• _PROBLEM DETAILS_
Pull out all lines from the listing below in which the word "samtlige" appears.

• _RAW DATA_
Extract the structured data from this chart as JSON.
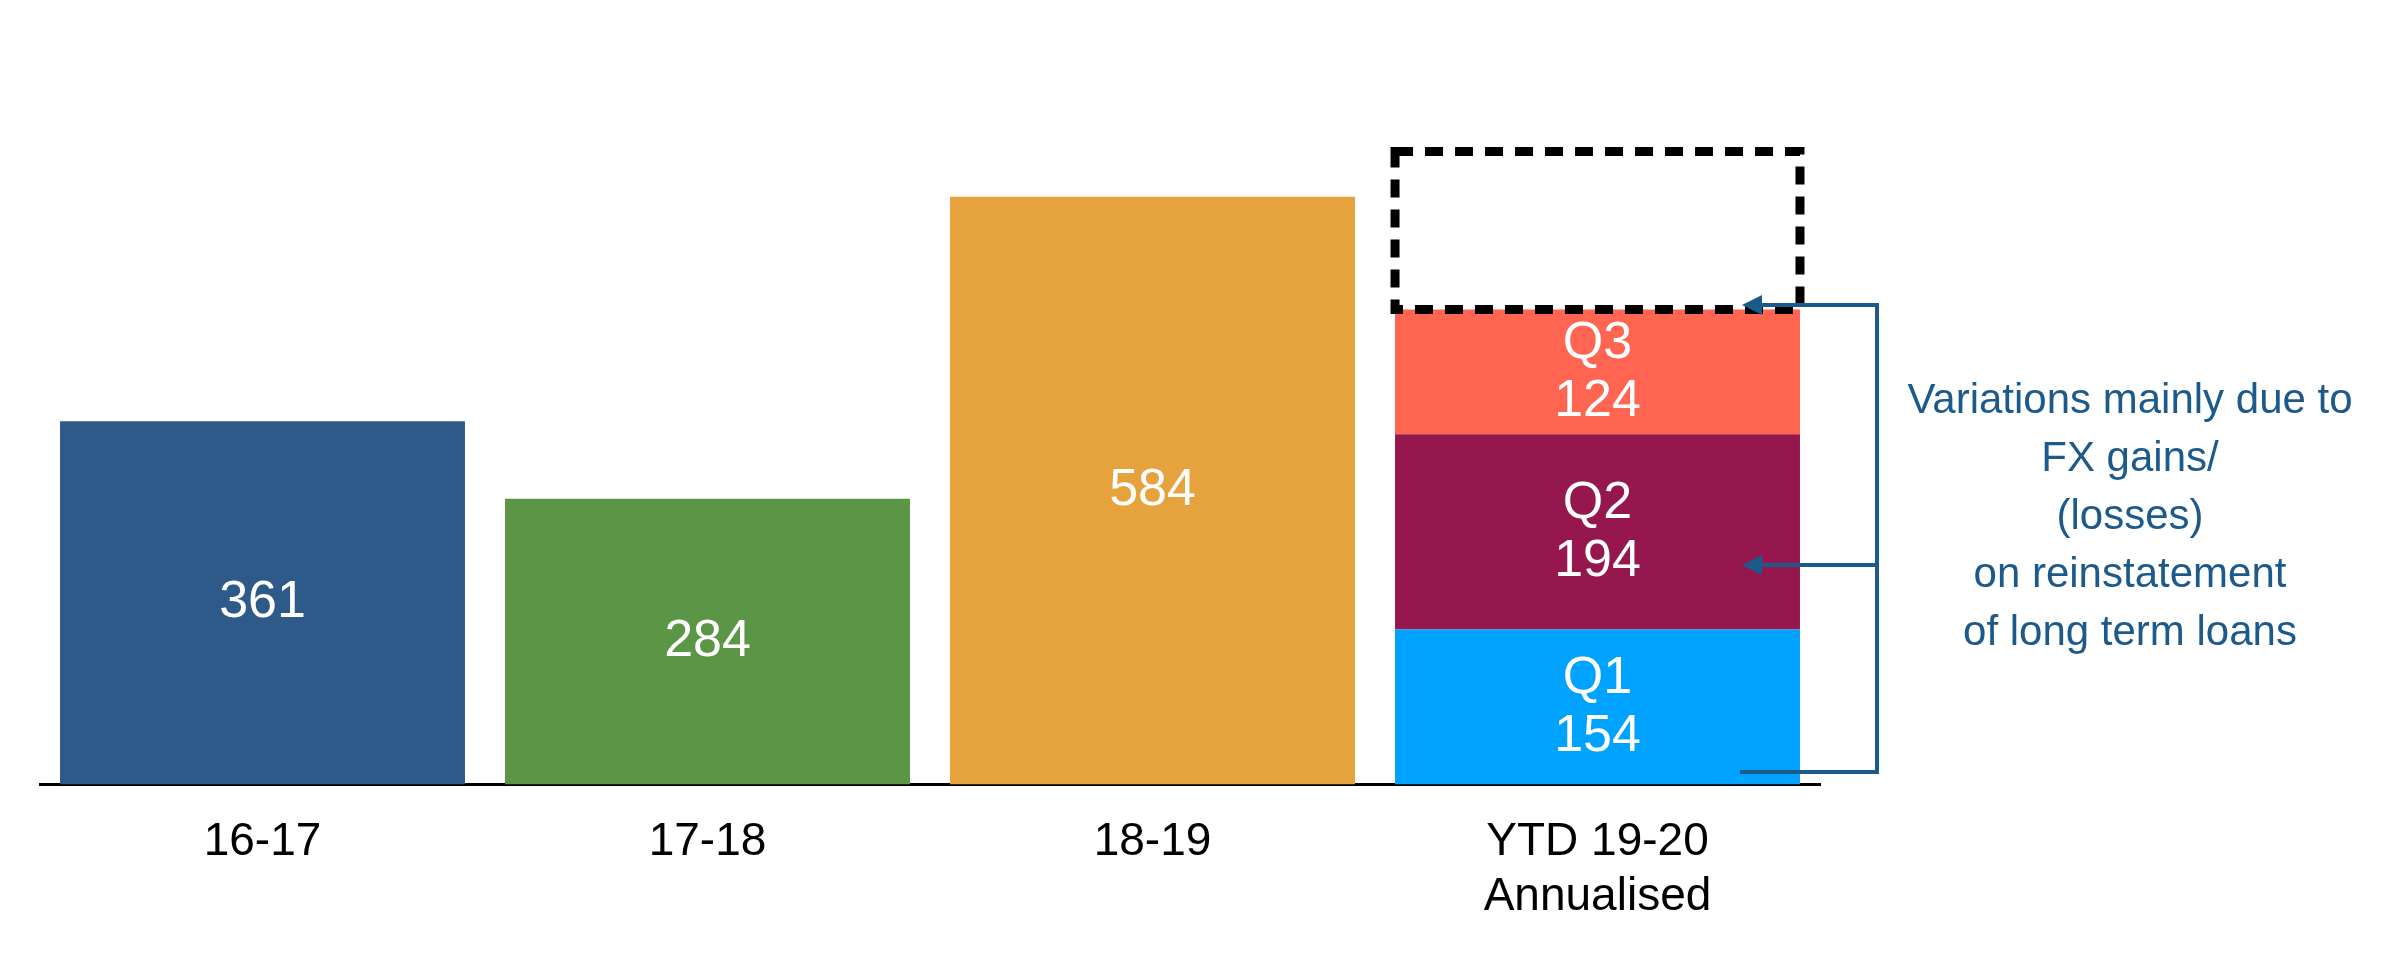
{
  "chart_data": {
    "type": "bar",
    "stacked": true,
    "categories": [
      "16-17",
      "17-18",
      "18-19",
      "YTD 19-20\nAnnualised"
    ],
    "series": [
      {
        "colors": [
          "#2e5a8a",
          "#5b9646",
          "#e6a23c",
          null
        ],
        "values": [
          361,
          284,
          584,
          null
        ],
        "value_labels": [
          "361",
          "284",
          "584",
          null
        ]
      },
      {
        "name": "Q1",
        "color": "#00a2ff",
        "values": [
          null,
          null,
          null,
          154
        ],
        "value_labels": [
          null,
          null,
          null,
          "154"
        ]
      },
      {
        "name": "Q2",
        "color": "#95174d",
        "values": [
          null,
          null,
          null,
          194
        ],
        "value_labels": [
          null,
          null,
          null,
          "194"
        ]
      },
      {
        "name": "Q3",
        "color": "#ff6550",
        "values": [
          null,
          null,
          null,
          124
        ],
        "value_labels": [
          null,
          null,
          null,
          "124"
        ]
      },
      {
        "color": "#000000",
        "line_style": "dashed",
        "values": [
          null,
          null,
          null,
          157
        ]
      }
    ],
    "annotations": [
      "Variations mainly due to FX gains/\n(losses)\non reinstatement\nof long term loans"
    ],
    "legend": false,
    "grid": false
  }
}
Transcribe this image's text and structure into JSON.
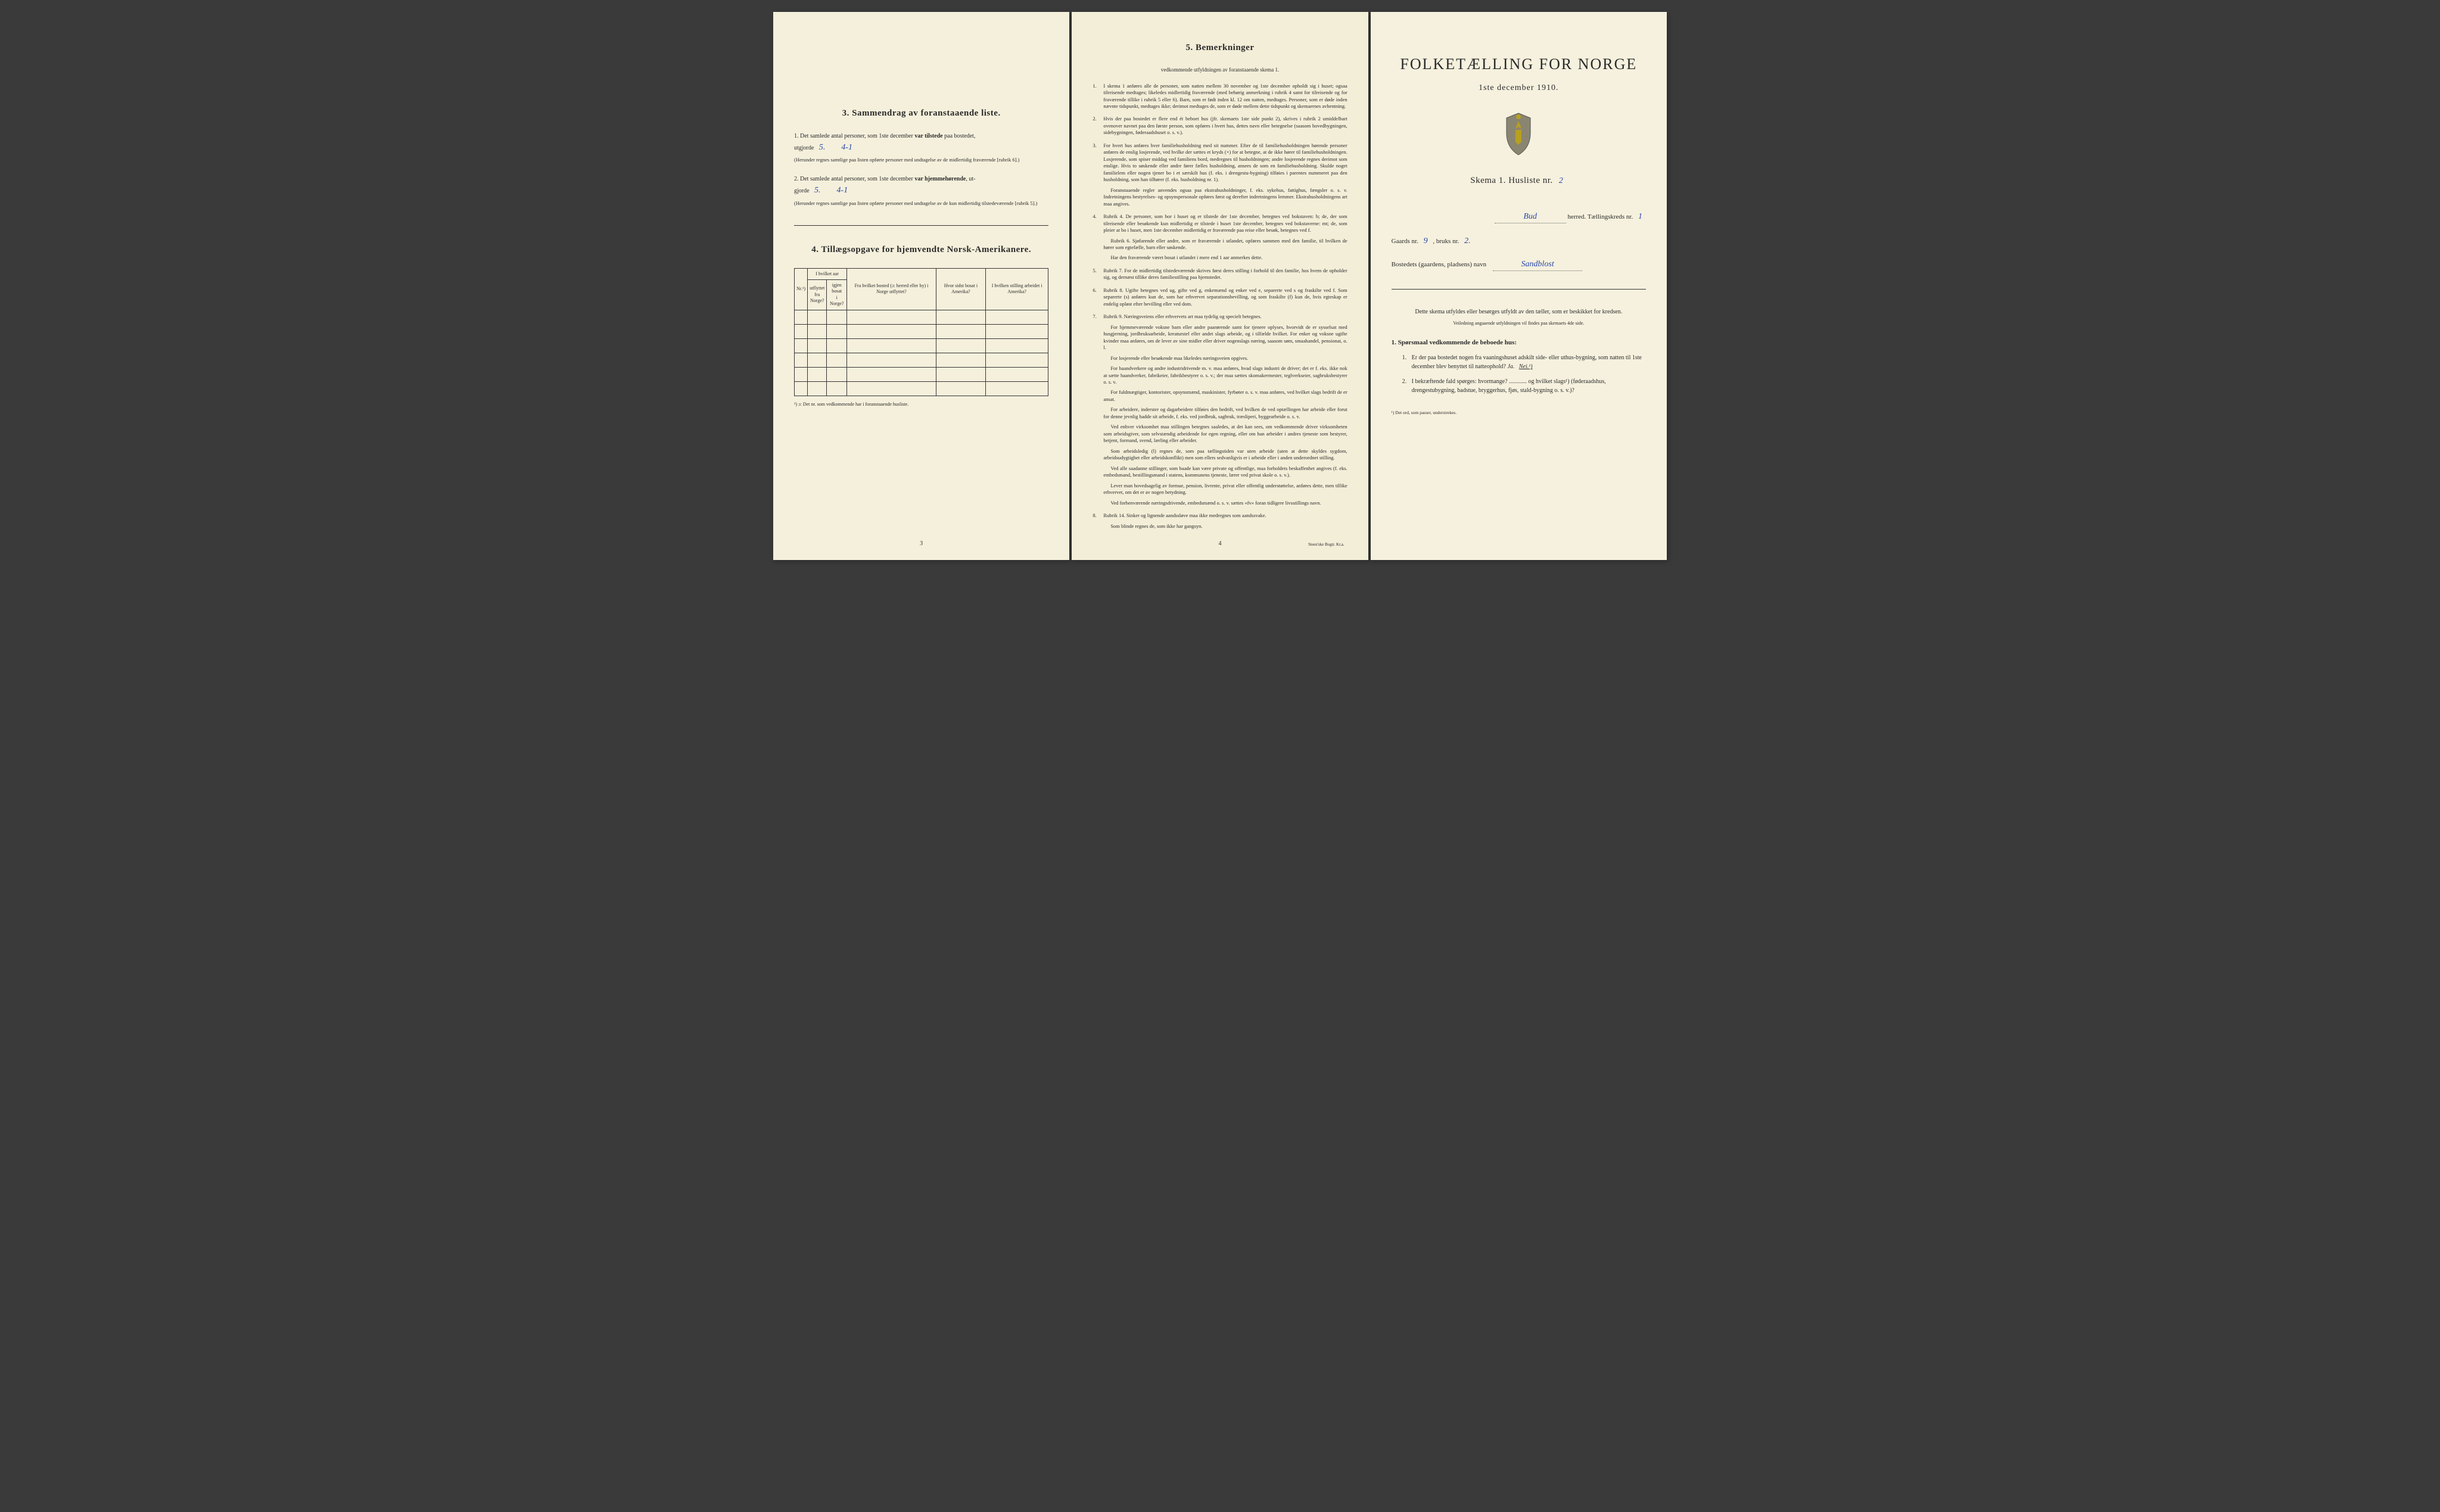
{
  "page_left": {
    "section3": {
      "title": "3.  Sammendrag av foranstaaende liste.",
      "item1_prefix": "1.  Det samlede antal personer, som 1ste december ",
      "item1_bold": "var tilstede",
      "item1_suffix": " paa bostedet,",
      "item1_line2_prefix": "utgjorde",
      "item1_value1": "5.",
      "item1_value2": "4-1",
      "item1_note": "(Herunder regnes samtlige paa listen opførte personer med undtagelse av de midlertidig fraværende [rubrik 6].)",
      "item2_prefix": "2.  Det samlede antal personer, som 1ste december ",
      "item2_bold": "var hjemmehørende",
      "item2_suffix": ", ut-",
      "item2_line2_prefix": "gjorde",
      "item2_value1": "5.",
      "item2_value2": "4-1",
      "item2_note": "(Herunder regnes samtlige paa listen opførte personer med undtagelse av de kun midlertidig tilstedeværende [rubrik 5].)"
    },
    "section4": {
      "title": "4.  Tillægsopgave for hjemvendte Norsk-Amerikanere.",
      "columns": [
        "Nr.¹)",
        "I hvilket aar utflyttet fra Norge?",
        "igjen bosat i Norge?",
        "Fra hvilket bosted (ɔ: herred eller by) i Norge utflyttet?",
        "Hvor sidst bosat i Amerika?",
        "I hvilken stilling arbeidet i Amerika?"
      ],
      "header_span": "I hvilket aar",
      "blank_rows": 6,
      "footnote": "¹) ɔ: Det nr. som vedkommende har i foranstaaende husliste."
    },
    "page_number": "3"
  },
  "page_middle": {
    "title": "5.  Bemerkninger",
    "subtitle": "vedkommende utfyldningen av foranstaaende skema 1.",
    "items": [
      {
        "num": "1.",
        "text": "I skema 1 anføres alle de personer, som natten mellem 30 november og 1ste december opholdt sig i huset; ogsaa tilreisende medtages; likeledes midlertidig fraværende (med behørig anmerkning i rubrik 4 samt for tilreisende og for fraværende tillike i rubrik 5 eller 6). Barn, som er født inden kl. 12 om natten, medtages. Personer, som er døde inden nævnte tidspunkt, medtages ikke; derimot medtages de, som er døde mellem dette tidspunkt og skemaernes avhentning."
      },
      {
        "num": "2.",
        "text": "Hvis der paa bostedet er flere end ét beboet hus (jfr. skemaets 1ste side punkt 2), skrives i rubrik 2 umiddelbart ovenover navnet paa den første person, som opføres i hvert hus, dettes navn eller betegnelse (saasom hovedbygningen, sidebygningen, føderaadshuset o. s. v.)."
      },
      {
        "num": "3.",
        "text": "For hvert hus anføres hver familiehusholdning med sit nummer. Efter de til familiehusholdningen hørende personer anføres de enslig losjerende, ved hvilke der sættes et kryds (×) for at betegne, at de ikke hører til familiehusholdningen. Losjerende, som spiser middag ved familiens bord, medregnes til husholdningen; andre losjerende regnes derimot som enslige. Hvis to søskende eller andre fører fælles husholdning, ansees de som en familiehusholdning. Skulde noget familielem eller nogen tjener bo i et særskilt hus (f. eks. i drengestu-bygning) tilføies i parentes nummeret paa den husholdning, som han tilhører (f. eks. husholdning nr. 1).",
        "para": [
          "Foranstaaende regler anvendes ogsaa paa ekstrahusholdninger, f. eks. sykehus, fattighus, fængsler o. s. v. Indretningens bestyrelses- og opsynspersonale opføres først og derefter indretningens lemmer. Ekstrahusholdningens art maa angives."
        ]
      },
      {
        "num": "4.",
        "text": "Rubrik 4. De personer, som bor i huset og er tilstede der 1ste december, betegnes ved bokstaven: b; de, der som tilreisende eller besøkende kun midlertidig er tilstede i huset 1ste december, betegnes ved bokstaverne: mt; de, som pleier at bo i huset, men 1ste december midlertidig er fraværende paa reise eller besøk, betegnes ved f.",
        "para": [
          "Rubrik 6. Sjøfarende eller andre, som er fraværende i utlandet, opføres sammen med den familie, til hvilken de hører som egtefælle, barn eller søskende.",
          "Har den fraværende været bosat i utlandet i mere end 1 aar anmerkes dette."
        ]
      },
      {
        "num": "5.",
        "text": "Rubrik 7. For de midlertidig tilstedeværende skrives først deres stilling i forhold til den familie, hos hvem de opholder sig, og dernæst tillike deres familiestilling paa hjemstedet."
      },
      {
        "num": "6.",
        "text": "Rubrik 8. Ugifte betegnes ved ug, gifte ved g, enkemænd og enker ved e, separerte ved s og fraskilte ved f. Som separerte (s) anføres kun de, som har erhvervet separationsbevilling, og som fraskilte (f) kun de, hvis egteskap er endelig opløst efter bevilling eller ved dom."
      },
      {
        "num": "7.",
        "text": "Rubrik 9. Næringsveiens eller erhvervets art maa tydelig og specielt betegnes.",
        "para": [
          "For hjemmeværende voksne barn eller andre paarørende samt for tjenere oplyses, hvorvidt de er sysselsat med husgjerning, jordbruksarbeide, kreaturstel eller andet slags arbeide, og i tilfælde hvilket. For enker og voksne ugifte kvinder maa anføres, om de lever av sine midler eller driver nogenslags næring, saasom søm, smaahandel, pensionat, o. l.",
          "For losjerende eller besøkende maa likeledes næringsveien opgives.",
          "For haandverkere og andre industridrivende m. v. maa anføres, hvad slags industri de driver; det er f. eks. ikke nok at sætte haandverker, fabrikeier, fabrikbestyrer o. s. v.; der maa sættes skomakermester, teglverkseier, sagbruksbestyrer o. s. v.",
          "For fuldmægtiger, kontorister, opsynsmænd, maskinister, fyrbøter o. s. v. maa anføres, ved hvilket slags bedrift de er ansat.",
          "For arbeidere, inderster og dagarbeidere tilføies den bedrift, ved hvilken de ved optællingen har arbeide eller forut for denne jevnlig hadde sit arbeide, f. eks. ved jordbruk, sagbruk, træsliperi, byggearbeide o. s. v.",
          "Ved enhver virksomhet maa stillingen betegnes saaledes, at det kan sees, om vedkommende driver virksomheten som arbeidsgiver, som selvstændig arbeidende for egen regning, eller om han arbeider i andres tjeneste som bestyrer, betjent, formand, svend, lærling eller arbeider.",
          "Som arbeidsledig (l) regnes de, som paa tællingstiden var uten arbeide (uten at dette skyldes sygdom, arbeidsudygtighet eller arbeidskonflikt) men som ellers sedvanligvis er i arbeide eller i anden underordnet stilling.",
          "Ved alle saadanne stillinger, som baade kan være private og offentlige, maa forholdets beskaffenhet angives (f. eks. embedsmand, bestillingsmand i statens, kommunens tjeneste, lærer ved privat skole o. s. v.).",
          "Lever man hovedsagelig av formue, pension, livrente, privat eller offentlig understøttelse, anføres dette, men tillike erhvervet, om det er av nogen betydning.",
          "Ved forhenværende næringsdrivende, embedsmænd o. s. v. sættes «fv» foran tidligere livsstillings navn."
        ]
      },
      {
        "num": "8.",
        "text": "Rubrik 14. Sinker og lignende aandssløve maa ikke medregnes som aandssvake.",
        "para": [
          "Som blinde regnes de, som ikke har gangsyn."
        ]
      }
    ],
    "page_number": "4",
    "imprint": "Steen'ske Bogtr. Kr.a."
  },
  "page_right": {
    "main_title": "FOLKETÆLLING FOR NORGE",
    "main_date": "1ste december 1910.",
    "skema_label": "Skema 1.   Husliste nr.",
    "husliste_nr": "2",
    "herred_value": "Bud",
    "herred_label": " herred.   Tællingskreds nr.",
    "kreds_nr": "1",
    "gaards_label": "Gaards nr.",
    "gaards_nr": "9",
    "bruks_label": ",   bruks nr.",
    "bruks_nr": "2.",
    "bosted_label": "Bostedets (gaardens, pladsens) navn",
    "bosted_value": "Sandblost",
    "center_note": "Dette skema utfyldes eller besørges utfyldt av den tæller, som er beskikket for kredsen.",
    "center_small": "Veiledning angaaende utfyldningen vil findes paa skemaets 4de side.",
    "q_heading": "1. Spørsmaal vedkommende de beboede hus:",
    "q1_num": "1.",
    "q1_text": "Er der paa bostedet nogen fra vaaningshuset adskilt side- eller uthus-bygning, som natten til 1ste december blev benyttet til natteophold?   ",
    "q1_ja": "Ja.",
    "q1_nei": "Nei.¹)",
    "q2_num": "2.",
    "q2_text": "I bekræftende fald spørges: hvormange? ............ og hvilket slags¹) (føderaadshus, drengestubygning, badstue, bryggerhus, fjøs, stald-bygning o. s. v.)?",
    "tiny_foot": "¹) Det ord, som passer, understrekes."
  }
}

• _COMPLETED TASK_
      "item1_note": "(Herunder regnes samtlige paa listen opførte personer med undtagelse av de midlertidig fraværende [rubrik 6].)",
      "item2_note": "(Herunder regnes samtlige paa listen opførte personer med undtagelse av de kun midlertidig tilstedeværende [rubrik 5].)"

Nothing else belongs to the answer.